Figure contents as structured data:
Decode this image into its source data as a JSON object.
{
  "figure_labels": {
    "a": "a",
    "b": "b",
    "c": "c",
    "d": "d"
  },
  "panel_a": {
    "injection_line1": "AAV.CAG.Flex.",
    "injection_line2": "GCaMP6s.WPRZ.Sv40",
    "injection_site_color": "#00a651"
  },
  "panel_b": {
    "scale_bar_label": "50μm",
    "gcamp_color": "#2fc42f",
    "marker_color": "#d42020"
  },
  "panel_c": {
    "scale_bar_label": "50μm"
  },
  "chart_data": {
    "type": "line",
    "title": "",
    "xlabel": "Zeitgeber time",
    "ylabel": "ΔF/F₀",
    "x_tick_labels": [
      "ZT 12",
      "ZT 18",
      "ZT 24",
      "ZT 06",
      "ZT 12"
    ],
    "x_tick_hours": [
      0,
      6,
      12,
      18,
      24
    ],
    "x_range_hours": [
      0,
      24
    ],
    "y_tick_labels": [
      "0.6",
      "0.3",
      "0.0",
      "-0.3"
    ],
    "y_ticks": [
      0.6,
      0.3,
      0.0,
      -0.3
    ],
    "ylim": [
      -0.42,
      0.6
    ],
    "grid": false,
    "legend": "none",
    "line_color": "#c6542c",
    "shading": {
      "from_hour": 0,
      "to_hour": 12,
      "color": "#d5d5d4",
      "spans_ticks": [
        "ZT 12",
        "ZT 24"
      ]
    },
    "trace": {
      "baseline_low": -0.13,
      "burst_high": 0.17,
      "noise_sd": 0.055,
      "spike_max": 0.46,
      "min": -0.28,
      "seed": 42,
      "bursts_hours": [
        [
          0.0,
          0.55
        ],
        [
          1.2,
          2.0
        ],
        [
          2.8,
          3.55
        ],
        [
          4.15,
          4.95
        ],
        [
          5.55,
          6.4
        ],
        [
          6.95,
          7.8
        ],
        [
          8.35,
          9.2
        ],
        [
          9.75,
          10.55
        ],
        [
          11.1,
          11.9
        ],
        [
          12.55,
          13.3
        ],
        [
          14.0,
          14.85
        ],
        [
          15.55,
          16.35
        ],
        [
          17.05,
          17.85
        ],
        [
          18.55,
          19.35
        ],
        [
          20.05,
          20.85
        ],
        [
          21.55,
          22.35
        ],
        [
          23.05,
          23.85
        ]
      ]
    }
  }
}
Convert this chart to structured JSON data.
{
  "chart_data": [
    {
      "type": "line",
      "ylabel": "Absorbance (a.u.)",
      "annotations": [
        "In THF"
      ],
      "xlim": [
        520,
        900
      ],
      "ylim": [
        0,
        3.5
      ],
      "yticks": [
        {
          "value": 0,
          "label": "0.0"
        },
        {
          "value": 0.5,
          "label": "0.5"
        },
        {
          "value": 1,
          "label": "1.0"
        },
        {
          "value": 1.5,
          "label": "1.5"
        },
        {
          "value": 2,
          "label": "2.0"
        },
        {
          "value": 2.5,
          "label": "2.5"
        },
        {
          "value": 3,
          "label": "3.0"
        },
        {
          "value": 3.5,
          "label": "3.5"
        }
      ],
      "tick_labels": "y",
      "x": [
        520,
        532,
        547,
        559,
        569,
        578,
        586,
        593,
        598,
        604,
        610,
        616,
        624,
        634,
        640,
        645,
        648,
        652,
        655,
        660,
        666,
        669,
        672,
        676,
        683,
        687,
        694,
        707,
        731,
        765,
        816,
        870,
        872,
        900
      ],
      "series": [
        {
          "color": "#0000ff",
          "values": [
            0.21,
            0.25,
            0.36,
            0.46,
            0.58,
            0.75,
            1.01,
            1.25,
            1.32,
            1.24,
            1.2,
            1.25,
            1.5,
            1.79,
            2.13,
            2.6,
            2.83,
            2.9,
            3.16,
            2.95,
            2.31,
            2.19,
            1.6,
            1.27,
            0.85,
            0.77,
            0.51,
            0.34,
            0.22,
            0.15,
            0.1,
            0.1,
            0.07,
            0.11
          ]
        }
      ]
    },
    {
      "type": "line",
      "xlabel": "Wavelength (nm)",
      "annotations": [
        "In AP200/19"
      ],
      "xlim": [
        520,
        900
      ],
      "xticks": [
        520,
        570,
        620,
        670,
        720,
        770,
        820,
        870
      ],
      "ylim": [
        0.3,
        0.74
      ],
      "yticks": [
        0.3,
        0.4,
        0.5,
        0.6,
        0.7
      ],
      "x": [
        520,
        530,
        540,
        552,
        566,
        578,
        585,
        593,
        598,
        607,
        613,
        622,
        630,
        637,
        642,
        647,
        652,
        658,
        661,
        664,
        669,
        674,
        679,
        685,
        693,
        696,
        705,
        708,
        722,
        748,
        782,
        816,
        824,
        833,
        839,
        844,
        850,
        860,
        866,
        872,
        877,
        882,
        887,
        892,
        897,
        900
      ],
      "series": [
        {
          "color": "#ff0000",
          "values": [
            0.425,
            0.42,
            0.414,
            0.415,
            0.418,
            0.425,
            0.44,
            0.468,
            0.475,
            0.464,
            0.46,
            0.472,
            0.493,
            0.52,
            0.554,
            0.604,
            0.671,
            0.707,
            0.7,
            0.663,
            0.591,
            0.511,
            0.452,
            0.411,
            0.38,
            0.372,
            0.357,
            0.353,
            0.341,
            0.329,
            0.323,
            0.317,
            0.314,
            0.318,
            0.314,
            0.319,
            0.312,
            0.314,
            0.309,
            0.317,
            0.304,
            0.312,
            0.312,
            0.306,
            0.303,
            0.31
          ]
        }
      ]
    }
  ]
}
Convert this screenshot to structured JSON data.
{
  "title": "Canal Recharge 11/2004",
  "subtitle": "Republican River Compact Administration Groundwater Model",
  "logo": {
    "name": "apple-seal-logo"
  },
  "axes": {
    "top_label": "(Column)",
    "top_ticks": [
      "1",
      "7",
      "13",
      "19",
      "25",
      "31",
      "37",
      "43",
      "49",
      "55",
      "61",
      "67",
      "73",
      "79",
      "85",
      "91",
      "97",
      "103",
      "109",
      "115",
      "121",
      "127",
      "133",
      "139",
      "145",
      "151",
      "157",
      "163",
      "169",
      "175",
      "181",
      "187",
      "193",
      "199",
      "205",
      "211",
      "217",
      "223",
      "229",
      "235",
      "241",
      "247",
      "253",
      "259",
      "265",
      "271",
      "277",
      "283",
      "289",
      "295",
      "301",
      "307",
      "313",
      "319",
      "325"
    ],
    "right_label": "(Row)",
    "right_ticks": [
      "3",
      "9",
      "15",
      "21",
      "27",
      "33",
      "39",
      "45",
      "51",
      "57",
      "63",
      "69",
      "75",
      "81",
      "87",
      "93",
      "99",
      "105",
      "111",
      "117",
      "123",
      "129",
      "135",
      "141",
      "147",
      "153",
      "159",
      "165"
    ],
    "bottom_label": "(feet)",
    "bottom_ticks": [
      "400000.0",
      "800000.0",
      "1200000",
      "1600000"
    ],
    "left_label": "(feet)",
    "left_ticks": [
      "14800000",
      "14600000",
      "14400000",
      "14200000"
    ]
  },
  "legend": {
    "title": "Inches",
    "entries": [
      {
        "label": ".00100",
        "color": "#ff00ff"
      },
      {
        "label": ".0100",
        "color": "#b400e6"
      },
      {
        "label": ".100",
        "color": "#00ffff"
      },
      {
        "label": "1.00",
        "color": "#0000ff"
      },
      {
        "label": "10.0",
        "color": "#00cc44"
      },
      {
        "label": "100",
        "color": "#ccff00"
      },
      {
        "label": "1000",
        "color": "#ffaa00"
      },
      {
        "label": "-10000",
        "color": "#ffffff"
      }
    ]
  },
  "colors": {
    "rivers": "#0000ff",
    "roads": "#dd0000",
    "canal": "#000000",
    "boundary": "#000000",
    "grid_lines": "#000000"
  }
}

**What to do**
Extract the listing in its entirety, matching it exactly.

**Exercise response**
Decode this image into its source data as a JSON object.
{
  "figure_labels": {
    "a": "a",
    "b": "b",
    "c": "c",
    "d": "d"
  },
  "panel_a": {
    "injection_line1": "AAV.CAG.Flex.",
    "injection_line2": "GCaMP6s.WPRZ.Sv40",
    "injection_site_color": "#00a651"
  },
  "panel_b": {
    "scale_bar_label": "50μm",
    "gcamp_color": "#2fc42f",
    "marker_color": "#d42020"
  },
  "panel_c": {
    "scale_bar_label": "50μm"
  },
  "chart_data": {
    "type": "line",
    "title": "",
    "xlabel": "Zeitgeber time",
    "ylabel": "ΔF/F₀",
    "x_tick_labels": [
      "ZT 12",
      "ZT 18",
      "ZT 24",
      "ZT 06",
      "ZT 12"
    ],
    "x_tick_hours": [
      0,
      6,
      12,
      18,
      24
    ],
    "x_range_hours": [
      0,
      24
    ],
    "y_tick_labels": [
      "0.6",
      "0.3",
      "0.0",
      "-0.3"
    ],
    "y_ticks": [
      0.6,
      0.3,
      0.0,
      -0.3
    ],
    "ylim": [
      -0.42,
      0.6
    ],
    "grid": false,
    "legend": "none",
    "line_color": "#c6542c",
    "shading": {
      "from_hour": 0,
      "to_hour": 12,
      "color": "#d5d5d4",
      "spans_ticks": [
        "ZT 12",
        "ZT 24"
      ]
    },
    "trace": {
      "baseline_low": -0.13,
      "burst_high": 0.17,
      "noise_sd": 0.055,
      "spike_max": 0.46,
      "min": -0.28,
      "seed": 42,
      "bursts_hours": [
        [
          0.0,
          0.55
        ],
        [
          1.2,
          2.0
        ],
        [
          2.8,
          3.55
        ],
        [
          4.15,
          4.95
        ],
        [
          5.55,
          6.4
        ],
        [
          6.95,
          7.8
        ],
        [
          8.35,
          9.2
        ],
        [
          9.75,
          10.55
        ],
        [
          11.1,
          11.9
        ],
        [
          12.55,
          13.3
        ],
        [
          14.0,
          14.85
        ],
        [
          15.55,
          16.35
        ],
        [
          17.05,
          17.85
        ],
        [
          18.55,
          19.35
        ],
        [
          20.05,
          20.85
        ],
        [
          21.55,
          22.35
        ],
        [
          23.05,
          23.85
        ]
      ]
    }
  }
}
Convert this chart to structured JSON data.
{
  "chart_data": [
    {
      "type": "line",
      "ylabel": "Absorbance (a.u.)",
      "annotations": [
        "In THF"
      ],
      "xlim": [
        520,
        900
      ],
      "ylim": [
        0,
        3.5
      ],
      "yticks": [
        {
          "value": 0,
          "label": "0.0"
        },
        {
          "value": 0.5,
          "label": "0.5"
        },
        {
          "value": 1,
          "label": "1.0"
        },
        {
          "value": 1.5,
          "label": "1.5"
        },
        {
          "value": 2,
          "label": "2.0"
        },
        {
          "value": 2.5,
          "label": "2.5"
        },
        {
          "value": 3,
          "label": "3.0"
        },
        {
          "value": 3.5,
          "label": "3.5"
        }
      ],
      "tick_labels": "y",
      "x": [
        520,
        532,
        547,
        559,
        569,
        578,
        586,
        593,
        598,
        604,
        610,
        616,
        624,
        634,
        640,
        645,
        648,
        652,
        655,
        660,
        666,
        669,
        672,
        676,
        683,
        687,
        694,
        707,
        731,
        765,
        816,
        870,
        872,
        900
      ],
      "series": [
        {
          "color": "#0000ff",
          "values": [
            0.21,
            0.25,
            0.36,
            0.46,
            0.58,
            0.75,
            1.01,
            1.25,
            1.32,
            1.24,
            1.2,
            1.25,
            1.5,
            1.79,
            2.13,
            2.6,
            2.83,
            2.9,
            3.16,
            2.95,
            2.31,
            2.19,
            1.6,
            1.27,
            0.85,
            0.77,
            0.51,
            0.34,
            0.22,
            0.15,
            0.1,
            0.1,
            0.07,
            0.11
          ]
        }
      ]
    },
    {
      "type": "line",
      "xlabel": "Wavelength (nm)",
      "annotations": [
        "In AP200/19"
      ],
      "xlim": [
        520,
        900
      ],
      "xticks": [
        520,
        570,
        620,
        670,
        720,
        770,
        820,
        870
      ],
      "ylim": [
        0.3,
        0.74
      ],
      "yticks": [
        0.3,
        0.4,
        0.5,
        0.6,
        0.7
      ],
      "x": [
        520,
        530,
        540,
        552,
        566,
        578,
        585,
        593,
        598,
        607,
        613,
        622,
        630,
        637,
        642,
        647,
        652,
        658,
        661,
        664,
        669,
        674,
        679,
        685,
        693,
        696,
        705,
        708,
        722,
        748,
        782,
        816,
        824,
        833,
        839,
        844,
        850,
        860,
        866,
        872,
        877,
        882,
        887,
        892,
        897,
        900
      ],
      "series": [
        {
          "color": "#ff0000",
          "values": [
            0.425,
            0.42,
            0.414,
            0.415,
            0.418,
            0.425,
            0.44,
            0.468,
            0.475,
            0.464,
            0.46,
            0.472,
            0.493,
            0.52,
            0.554,
            0.604,
            0.671,
            0.707,
            0.7,
            0.663,
            0.591,
            0.511,
            0.452,
            0.411,
            0.38,
            0.372,
            0.357,
            0.353,
            0.341,
            0.329,
            0.323,
            0.317,
            0.314,
            0.318,
            0.314,
            0.319,
            0.312,
            0.314,
            0.309,
            0.317,
            0.304,
            0.312,
            0.312,
            0.306,
            0.303,
            0.31
          ]
        }
      ]
    }
  ]
}
Convert this screenshot to structured JSON data.
{
  "title": "Canal Recharge 11/2004",
  "subtitle": "Republican River Compact Administration Groundwater Model",
  "logo": {
    "name": "apple-seal-logo"
  },
  "axes": {
    "top_label": "(Column)",
    "top_ticks": [
      "1",
      "7",
      "13",
      "19",
      "25",
      "31",
      "37",
      "43",
      "49",
      "55",
      "61",
      "67",
      "73",
      "79",
      "85",
      "91",
      "97",
      "103",
      "109",
      "115",
      "121",
      "127",
      "133",
      "139",
      "145",
      "151",
      "157",
      "163",
      "169",
      "175",
      "181",
      "187",
      "193",
      "199",
      "205",
      "211",
      "217",
      "223",
      "229",
      "235",
      "241",
      "247",
      "253",
      "259",
      "265",
      "271",
      "277",
      "283",
      "289",
      "295",
      "301",
      "307",
      "313",
      "319",
      "325"
    ],
    "right_label": "(Row)",
    "right_ticks": [
      "3",
      "9",
      "15",
      "21",
      "27",
      "33",
      "39",
      "45",
      "51",
      "57",
      "63",
      "69",
      "75",
      "81",
      "87",
      "93",
      "99",
      "105",
      "111",
      "117",
      "123",
      "129",
      "135",
      "141",
      "147",
      "153",
      "159",
      "165"
    ],
    "bottom_label": "(feet)",
    "bottom_ticks": [
      "400000.0",
      "800000.0",
      "1200000",
      "1600000"
    ],
    "left_label": "(feet)",
    "left_ticks": [
      "14800000",
      "14600000",
      "14400000",
      "14200000"
    ]
  },
  "legend": {
    "title": "Inches",
    "entries": [
      {
        "label": ".00100",
        "color": "#ff00ff"
      },
      {
        "label": ".0100",
        "color": "#b400e6"
      },
      {
        "label": ".100",
        "color": "#00ffff"
      },
      {
        "label": "1.00",
        "color": "#0000ff"
      },
      {
        "label": "10.0",
        "color": "#00cc44"
      },
      {
        "label": "100",
        "color": "#ccff00"
      },
      {
        "label": "1000",
        "color": "#ffaa00"
      },
      {
        "label": "-10000",
        "color": "#ffffff"
      }
    ]
  },
  "colors": {
    "rivers": "#0000ff",
    "roads": "#dd0000",
    "canal": "#000000",
    "boundary": "#000000",
    "grid_lines": "#000000"
  }
}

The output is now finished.